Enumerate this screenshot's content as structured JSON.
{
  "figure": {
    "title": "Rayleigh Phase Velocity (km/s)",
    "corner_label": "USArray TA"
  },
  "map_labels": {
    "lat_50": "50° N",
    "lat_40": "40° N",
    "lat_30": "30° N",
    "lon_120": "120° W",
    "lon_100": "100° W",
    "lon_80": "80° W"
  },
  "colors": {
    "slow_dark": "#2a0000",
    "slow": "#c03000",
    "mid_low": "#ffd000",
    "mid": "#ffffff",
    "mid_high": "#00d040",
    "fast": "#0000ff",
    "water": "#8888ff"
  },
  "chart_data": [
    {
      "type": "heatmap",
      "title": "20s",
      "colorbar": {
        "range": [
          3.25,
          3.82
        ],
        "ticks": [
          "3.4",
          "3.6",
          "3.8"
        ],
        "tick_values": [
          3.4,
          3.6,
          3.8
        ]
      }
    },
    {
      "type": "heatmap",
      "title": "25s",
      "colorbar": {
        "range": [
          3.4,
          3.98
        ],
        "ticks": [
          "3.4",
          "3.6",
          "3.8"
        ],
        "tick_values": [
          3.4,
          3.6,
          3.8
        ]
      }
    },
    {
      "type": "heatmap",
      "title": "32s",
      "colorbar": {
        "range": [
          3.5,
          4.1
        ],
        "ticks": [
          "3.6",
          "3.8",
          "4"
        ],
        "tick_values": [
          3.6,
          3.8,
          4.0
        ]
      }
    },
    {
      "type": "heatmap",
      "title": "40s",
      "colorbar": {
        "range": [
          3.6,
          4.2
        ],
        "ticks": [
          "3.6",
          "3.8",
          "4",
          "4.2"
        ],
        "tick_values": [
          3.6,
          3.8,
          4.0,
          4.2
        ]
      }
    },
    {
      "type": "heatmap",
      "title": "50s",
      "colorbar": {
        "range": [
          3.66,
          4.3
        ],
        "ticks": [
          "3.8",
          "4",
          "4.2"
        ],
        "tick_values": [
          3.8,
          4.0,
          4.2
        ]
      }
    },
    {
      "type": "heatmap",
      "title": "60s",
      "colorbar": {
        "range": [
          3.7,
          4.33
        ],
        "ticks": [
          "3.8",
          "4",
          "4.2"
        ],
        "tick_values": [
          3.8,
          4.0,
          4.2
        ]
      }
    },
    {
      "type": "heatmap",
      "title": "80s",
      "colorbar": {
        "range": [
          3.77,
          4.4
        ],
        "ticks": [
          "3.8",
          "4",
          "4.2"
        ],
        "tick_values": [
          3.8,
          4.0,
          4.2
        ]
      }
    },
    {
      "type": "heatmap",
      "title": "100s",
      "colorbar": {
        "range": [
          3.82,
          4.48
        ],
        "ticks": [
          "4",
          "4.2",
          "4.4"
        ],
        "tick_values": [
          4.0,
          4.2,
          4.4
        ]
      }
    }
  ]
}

+---+

*What you should do:* Copy out the whole listing, exactly as written.

*Reply:*
Enumerate this screenshot's content as structured JSON.
{
  "figure": {
    "title": "Rayleigh Phase Velocity (km/s)",
    "corner_label": "USArray TA"
  },
  "map_labels": {
    "lat_50": "50° N",
    "lat_40": "40° N",
    "lat_30": "30° N",
    "lon_120": "120° W",
    "lon_100": "100° W",
    "lon_80": "80° W"
  },
  "colors": {
    "slow_dark": "#2a0000",
    "slow": "#c03000",
    "mid_low": "#ffd000",
    "mid": "#ffffff",
    "mid_high": "#00d040",
    "fast": "#0000ff",
    "water": "#8888ff"
  },
  "chart_data": [
    {
      "type": "heatmap",
      "title": "20s",
      "colorbar": {
        "range": [
          3.25,
          3.82
        ],
        "ticks": [
          "3.4",
          "3.6",
          "3.8"
        ],
        "tick_values": [
          3.4,
          3.6,
          3.8
        ]
      }
    },
    {
      "type": "heatmap",
      "title": "25s",
      "colorbar": {
        "range": [
          3.4,
          3.98
        ],
        "ticks": [
          "3.4",
          "3.6",
          "3.8"
        ],
        "tick_values": [
          3.4,
          3.6,
          3.8
        ]
      }
    },
    {
      "type": "heatmap",
      "title": "32s",
      "colorbar": {
        "range": [
          3.5,
          4.1
        ],
        "ticks": [
          "3.6",
          "3.8",
          "4"
        ],
        "tick_values": [
          3.6,
          3.8,
          4.0
        ]
      }
    },
    {
      "type": "heatmap",
      "title": "40s",
      "colorbar": {
        "range": [
          3.6,
          4.2
        ],
        "ticks": [
          "3.6",
          "3.8",
          "4",
          "4.2"
        ],
        "tick_values": [
          3.6,
          3.8,
          4.0,
          4.2
        ]
      }
    },
    {
      "type": "heatmap",
      "title": "50s",
      "colorbar": {
        "range": [
          3.66,
          4.3
        ],
        "ticks": [
          "3.8",
          "4",
          "4.2"
        ],
        "tick_values": [
          3.8,
          4.0,
          4.2
        ]
      }
    },
    {
      "type": "heatmap",
      "title": "60s",
      "colorbar": {
        "range": [
          3.7,
          4.33
        ],
        "ticks": [
          "3.8",
          "4",
          "4.2"
        ],
        "tick_values": [
          3.8,
          4.0,
          4.2
        ]
      }
    },
    {
      "type": "heatmap",
      "title": "80s",
      "colorbar": {
        "range": [
          3.77,
          4.4
        ],
        "ticks": [
          "3.8",
          "4",
          "4.2"
        ],
        "tick_values": [
          3.8,
          4.0,
          4.2
        ]
      }
    },
    {
      "type": "heatmap",
      "title": "100s",
      "colorbar": {
        "range": [
          3.82,
          4.48
        ],
        "ticks": [
          "4",
          "4.2",
          "4.4"
        ],
        "tick_values": [
          4.0,
          4.2,
          4.4
        ]
      }
    }
  ]
}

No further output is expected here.